▶ [Instruction]
Show, in full, each line of the data that contains "tartozó".

## start Given records

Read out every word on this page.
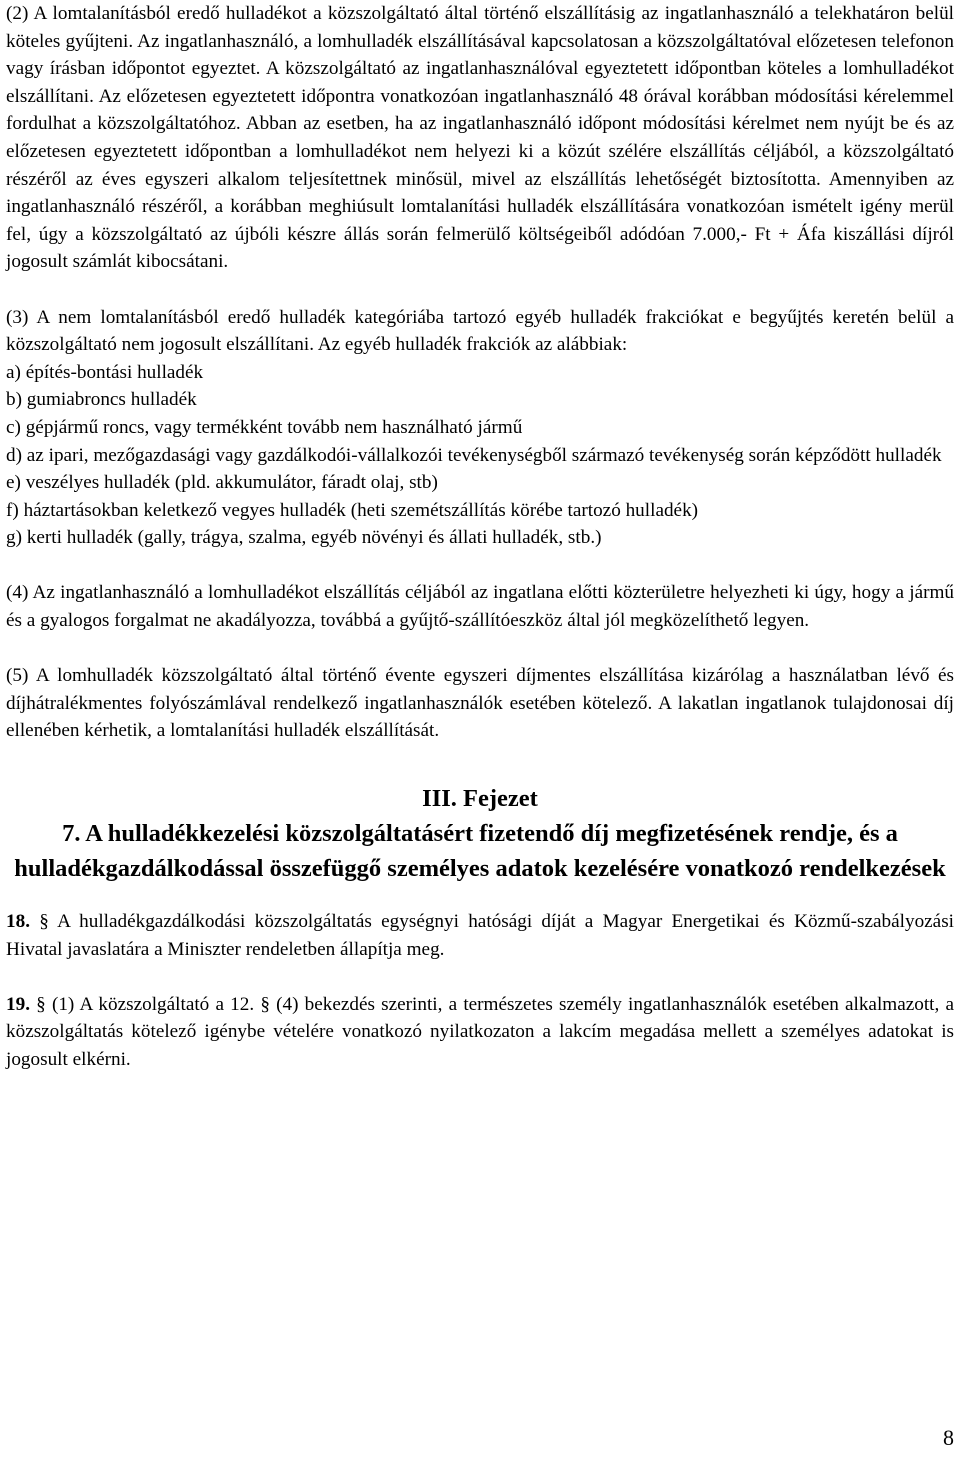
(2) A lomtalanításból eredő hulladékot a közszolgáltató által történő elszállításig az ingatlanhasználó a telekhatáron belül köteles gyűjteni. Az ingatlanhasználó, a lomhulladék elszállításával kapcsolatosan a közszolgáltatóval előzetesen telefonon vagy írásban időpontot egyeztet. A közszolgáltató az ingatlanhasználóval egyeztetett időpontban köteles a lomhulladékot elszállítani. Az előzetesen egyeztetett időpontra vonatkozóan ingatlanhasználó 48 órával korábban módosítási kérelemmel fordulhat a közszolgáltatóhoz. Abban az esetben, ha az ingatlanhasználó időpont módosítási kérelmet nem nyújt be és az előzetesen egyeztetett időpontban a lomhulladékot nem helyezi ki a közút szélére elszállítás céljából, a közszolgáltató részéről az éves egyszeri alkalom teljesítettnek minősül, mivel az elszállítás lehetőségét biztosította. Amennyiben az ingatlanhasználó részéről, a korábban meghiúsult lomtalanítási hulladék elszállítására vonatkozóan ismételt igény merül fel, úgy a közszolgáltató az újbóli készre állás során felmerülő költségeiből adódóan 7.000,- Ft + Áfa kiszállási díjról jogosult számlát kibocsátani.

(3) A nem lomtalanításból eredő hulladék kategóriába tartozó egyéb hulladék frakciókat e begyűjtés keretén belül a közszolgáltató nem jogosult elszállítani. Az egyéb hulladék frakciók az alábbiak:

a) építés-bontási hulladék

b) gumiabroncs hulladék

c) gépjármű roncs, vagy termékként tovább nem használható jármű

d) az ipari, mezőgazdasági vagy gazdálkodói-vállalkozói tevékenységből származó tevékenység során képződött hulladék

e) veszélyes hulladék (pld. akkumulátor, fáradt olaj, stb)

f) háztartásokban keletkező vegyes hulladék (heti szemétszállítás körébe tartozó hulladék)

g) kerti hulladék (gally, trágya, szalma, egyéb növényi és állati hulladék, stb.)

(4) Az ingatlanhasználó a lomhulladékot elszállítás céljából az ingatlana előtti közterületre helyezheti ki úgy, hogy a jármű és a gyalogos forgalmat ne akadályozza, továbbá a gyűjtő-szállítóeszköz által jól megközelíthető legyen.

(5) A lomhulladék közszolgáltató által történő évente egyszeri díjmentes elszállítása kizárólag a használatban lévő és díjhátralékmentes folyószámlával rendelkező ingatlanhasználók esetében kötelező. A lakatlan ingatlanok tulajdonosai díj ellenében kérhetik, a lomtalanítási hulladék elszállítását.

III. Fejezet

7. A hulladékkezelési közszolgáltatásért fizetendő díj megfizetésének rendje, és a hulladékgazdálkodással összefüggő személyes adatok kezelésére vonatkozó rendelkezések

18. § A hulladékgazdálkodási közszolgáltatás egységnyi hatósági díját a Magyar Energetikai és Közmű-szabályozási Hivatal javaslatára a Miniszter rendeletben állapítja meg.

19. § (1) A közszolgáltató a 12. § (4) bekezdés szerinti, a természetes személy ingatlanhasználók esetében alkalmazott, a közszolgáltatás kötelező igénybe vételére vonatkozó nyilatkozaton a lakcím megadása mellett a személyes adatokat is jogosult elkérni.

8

## end Given records
## start Given records

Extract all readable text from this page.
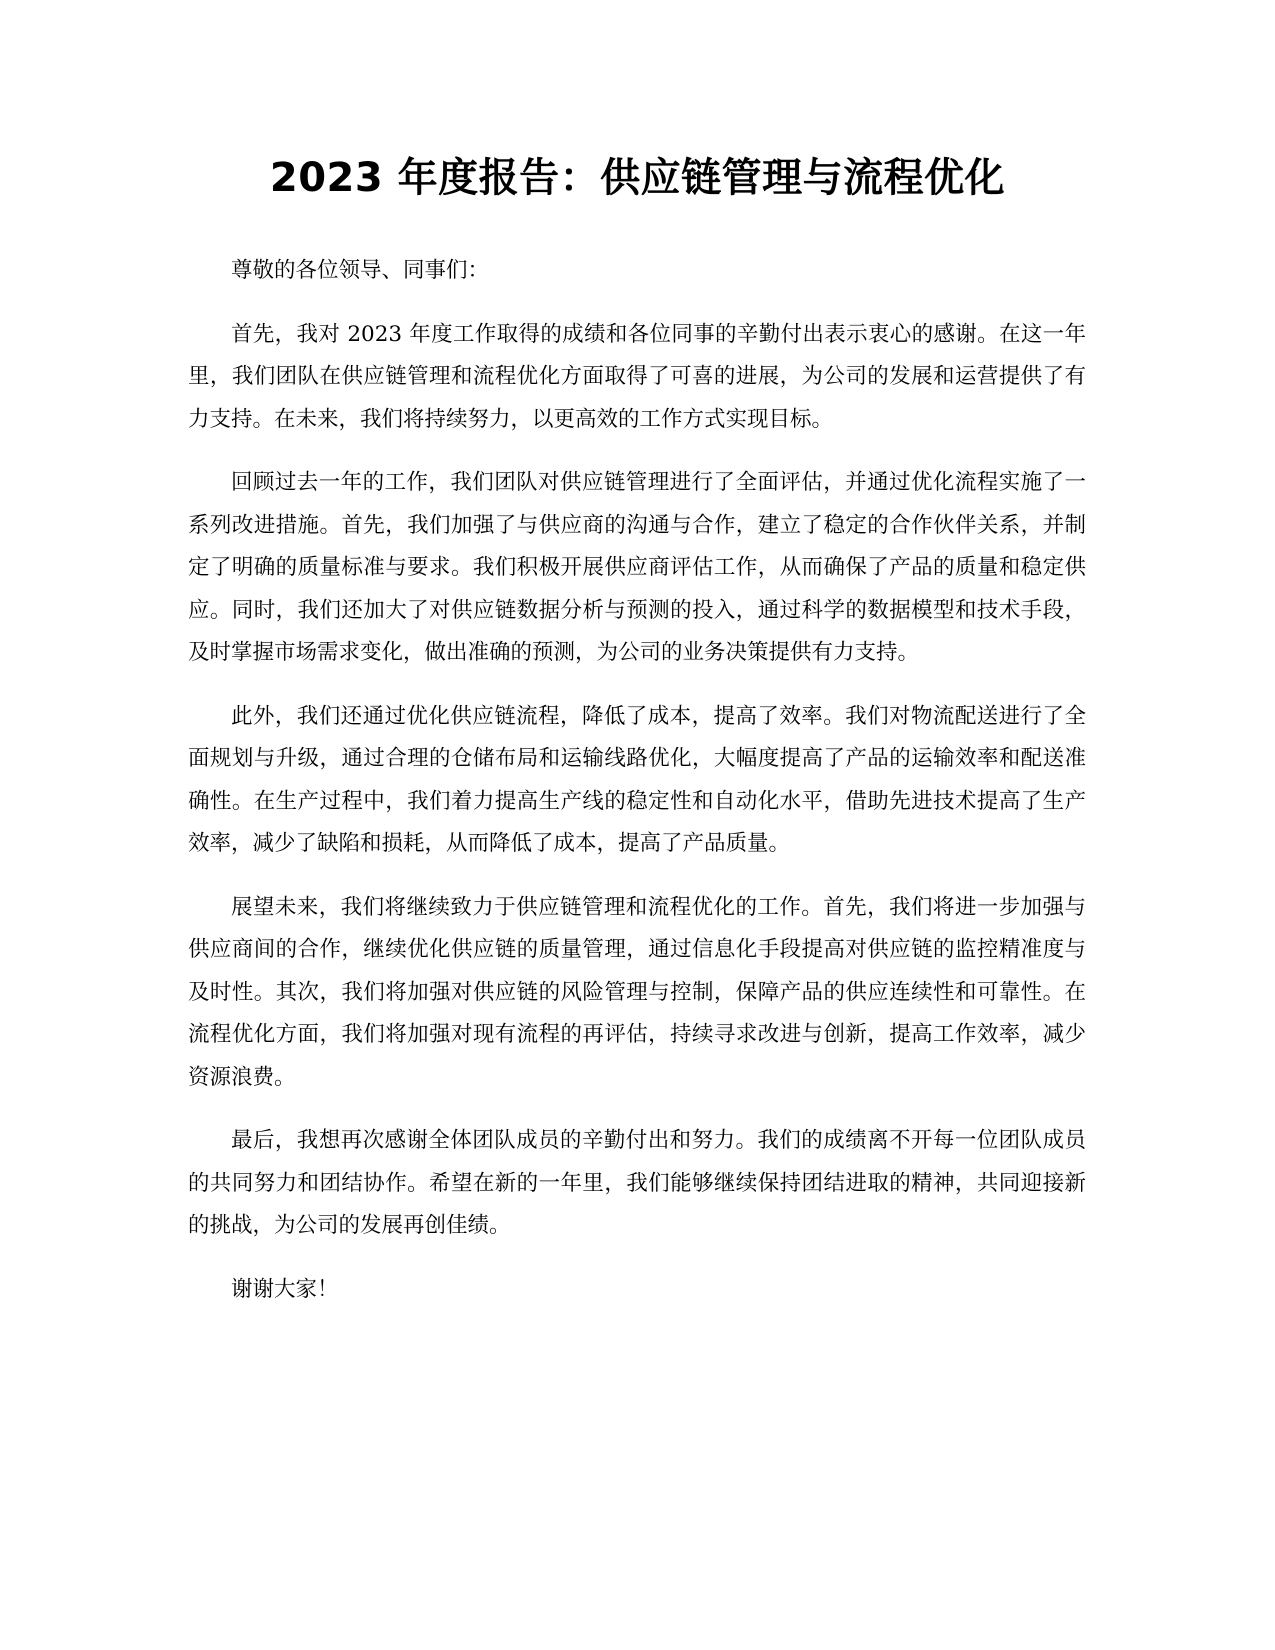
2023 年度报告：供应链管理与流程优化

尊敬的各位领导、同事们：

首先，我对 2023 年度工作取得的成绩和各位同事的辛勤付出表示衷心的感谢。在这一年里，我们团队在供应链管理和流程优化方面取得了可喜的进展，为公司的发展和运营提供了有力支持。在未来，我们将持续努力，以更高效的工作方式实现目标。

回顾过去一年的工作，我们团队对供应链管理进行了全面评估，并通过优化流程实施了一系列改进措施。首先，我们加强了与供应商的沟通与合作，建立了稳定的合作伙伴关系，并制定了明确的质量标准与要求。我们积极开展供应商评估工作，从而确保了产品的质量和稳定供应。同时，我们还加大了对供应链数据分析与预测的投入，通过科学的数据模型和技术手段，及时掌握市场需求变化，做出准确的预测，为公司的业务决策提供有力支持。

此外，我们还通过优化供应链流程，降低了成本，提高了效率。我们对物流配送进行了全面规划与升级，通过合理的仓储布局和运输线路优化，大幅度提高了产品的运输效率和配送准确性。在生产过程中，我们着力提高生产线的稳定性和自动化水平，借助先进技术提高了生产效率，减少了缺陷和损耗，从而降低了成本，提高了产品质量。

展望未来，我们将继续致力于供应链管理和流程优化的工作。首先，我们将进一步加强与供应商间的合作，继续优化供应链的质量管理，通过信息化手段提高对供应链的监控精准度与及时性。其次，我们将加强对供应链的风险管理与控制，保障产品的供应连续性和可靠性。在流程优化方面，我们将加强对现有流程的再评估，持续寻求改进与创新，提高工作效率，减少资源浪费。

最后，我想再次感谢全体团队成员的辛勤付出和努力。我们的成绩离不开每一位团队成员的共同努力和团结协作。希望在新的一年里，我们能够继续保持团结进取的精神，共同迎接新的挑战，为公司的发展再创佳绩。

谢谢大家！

## end Given records
## start Given records

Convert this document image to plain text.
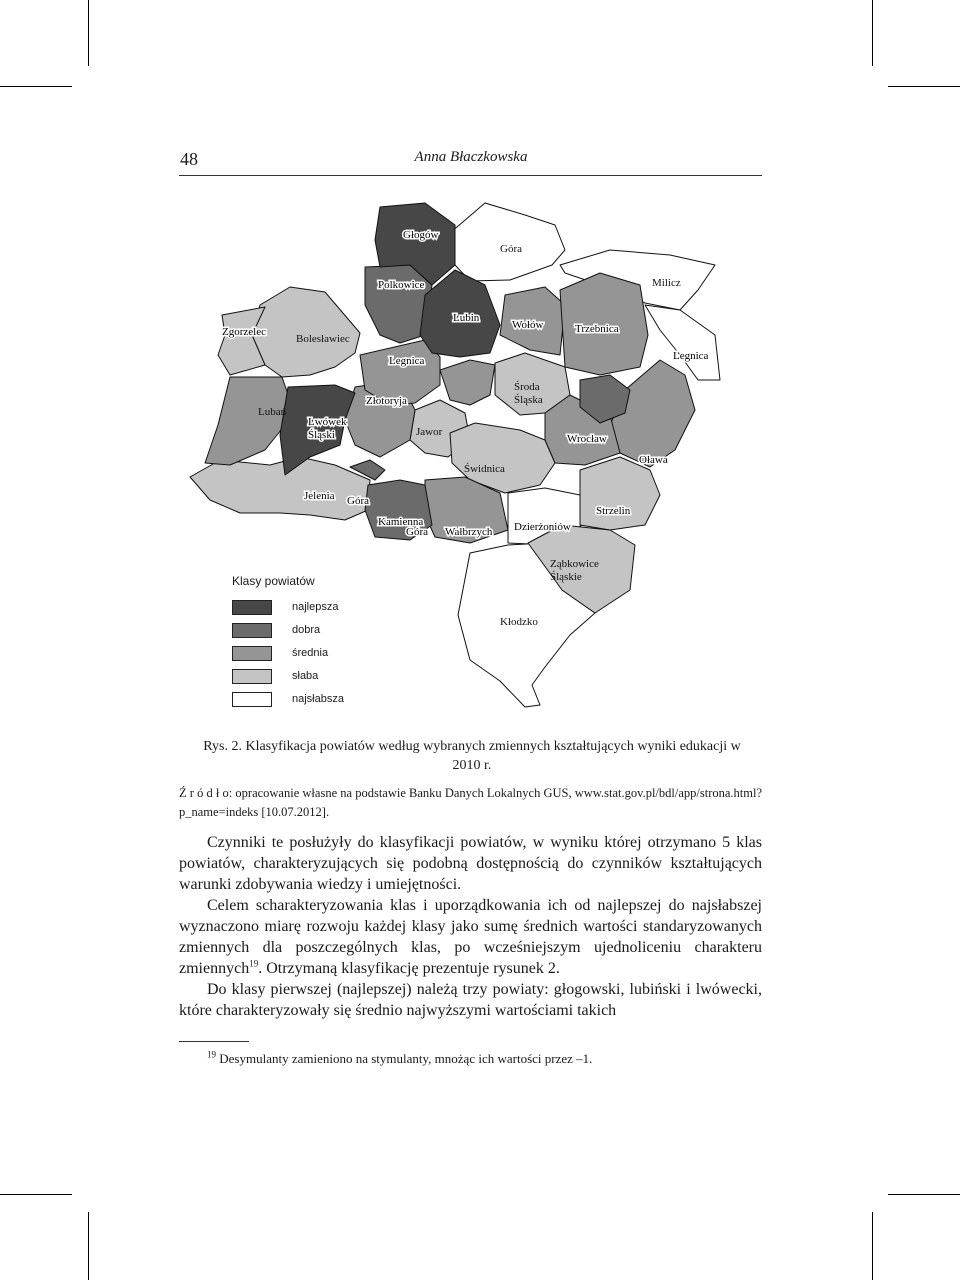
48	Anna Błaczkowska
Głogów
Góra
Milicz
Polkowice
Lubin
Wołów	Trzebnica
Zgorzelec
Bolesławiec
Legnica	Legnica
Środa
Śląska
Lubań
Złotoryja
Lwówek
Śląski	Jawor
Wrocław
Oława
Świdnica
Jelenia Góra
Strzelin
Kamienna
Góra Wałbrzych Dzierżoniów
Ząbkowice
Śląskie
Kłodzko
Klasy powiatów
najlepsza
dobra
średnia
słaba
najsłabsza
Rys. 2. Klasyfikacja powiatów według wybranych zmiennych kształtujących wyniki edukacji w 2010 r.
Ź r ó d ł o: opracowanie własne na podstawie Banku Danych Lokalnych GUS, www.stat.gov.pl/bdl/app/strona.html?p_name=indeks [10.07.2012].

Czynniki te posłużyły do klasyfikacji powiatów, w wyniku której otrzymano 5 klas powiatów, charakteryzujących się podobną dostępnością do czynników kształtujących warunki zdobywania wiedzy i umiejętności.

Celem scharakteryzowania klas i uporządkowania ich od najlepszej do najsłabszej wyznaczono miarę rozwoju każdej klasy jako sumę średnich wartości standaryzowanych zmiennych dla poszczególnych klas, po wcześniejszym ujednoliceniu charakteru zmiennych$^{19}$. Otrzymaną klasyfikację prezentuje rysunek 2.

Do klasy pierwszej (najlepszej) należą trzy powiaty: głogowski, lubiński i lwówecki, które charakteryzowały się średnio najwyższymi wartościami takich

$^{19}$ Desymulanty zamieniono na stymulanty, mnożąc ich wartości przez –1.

## end Given records

▶ [Output for this exercise]
(3) A nem lomtalanításból eredő hulladék kategóriába tartozó egyéb hulladék frakciókat e begyűjtés keretén belül a közszolgáltató nem jogosult elszállítani. Az egyéb hulladék frakciók az alábbiak:
f) háztartásokban keletkező vegyes hulladék (heti szemétszállítás körébe tartozó hulladék)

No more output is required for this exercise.